— Start of RECORD SET —

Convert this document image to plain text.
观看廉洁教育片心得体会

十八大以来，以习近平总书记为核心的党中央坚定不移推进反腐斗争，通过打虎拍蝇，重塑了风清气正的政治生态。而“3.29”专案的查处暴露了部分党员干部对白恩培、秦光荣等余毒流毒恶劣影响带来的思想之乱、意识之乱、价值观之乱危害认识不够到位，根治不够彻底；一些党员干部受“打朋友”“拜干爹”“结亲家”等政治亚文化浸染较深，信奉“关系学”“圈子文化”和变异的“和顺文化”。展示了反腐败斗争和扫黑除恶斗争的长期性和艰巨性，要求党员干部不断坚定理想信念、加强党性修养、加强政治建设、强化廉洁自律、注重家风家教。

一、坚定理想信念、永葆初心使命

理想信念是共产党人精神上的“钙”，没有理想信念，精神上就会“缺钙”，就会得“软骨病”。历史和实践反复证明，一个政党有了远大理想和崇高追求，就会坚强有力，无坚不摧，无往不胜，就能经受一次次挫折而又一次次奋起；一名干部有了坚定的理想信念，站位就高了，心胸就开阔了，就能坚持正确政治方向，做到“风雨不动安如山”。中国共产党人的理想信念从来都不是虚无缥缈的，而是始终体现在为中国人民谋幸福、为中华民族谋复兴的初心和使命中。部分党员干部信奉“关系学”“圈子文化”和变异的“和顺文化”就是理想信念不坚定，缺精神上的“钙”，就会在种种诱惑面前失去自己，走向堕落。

— End of RECORD SET —

EXERCISE: Locate all lines in the listing above with the word "圈子文化". Copy them.

THE COMPLETED TASK:
十八大以来，以习近平总书记为核心的党中央坚定不移推进反腐斗争，通过打虎拍蝇，重塑了风清气正的政治生态。而“3.29”专案的查处暴露了部分党员干部对白恩培、秦光荣等余毒流毒恶劣影响带来的思想之乱、意识之乱、价值观之乱危害认识不够到位，根治不够彻底；一些党员干部受“打朋友”“拜干爹”“结亲家”等政治亚文化浸染较深，信奉“关系学”“圈子文化”和变异的“和顺文化”。展示了反腐败斗争和扫黑除恶斗争的长期性和艰巨性，要求党员干部不断坚定理想信念、加强党性修养、加强政治建设、强化廉洁自律、注重家风家教。
理想信念是共产党人精神上的“钙”，没有理想信念，精神上就会“缺钙”，就会得“软骨病”。历史和实践反复证明，一个政党有了远大理想和崇高追求，就会坚强有力，无坚不摧，无往不胜，就能经受一次次挫折而又一次次奋起；一名干部有了坚定的理想信念，站位就高了，心胸就开阔了，就能坚持正确政治方向，做到“风雨不动安如山”。中国共产党人的理想信念从来都不是虚无缥缈的，而是始终体现在为中国人民谋幸福、为中华民族谋复兴的初心和使命中。部分党员干部信奉“关系学”“圈子文化”和变异的“和顺文化”就是理想信念不坚定，缺精神上的“钙”，就会在种种诱惑面前失去自己，走向堕落。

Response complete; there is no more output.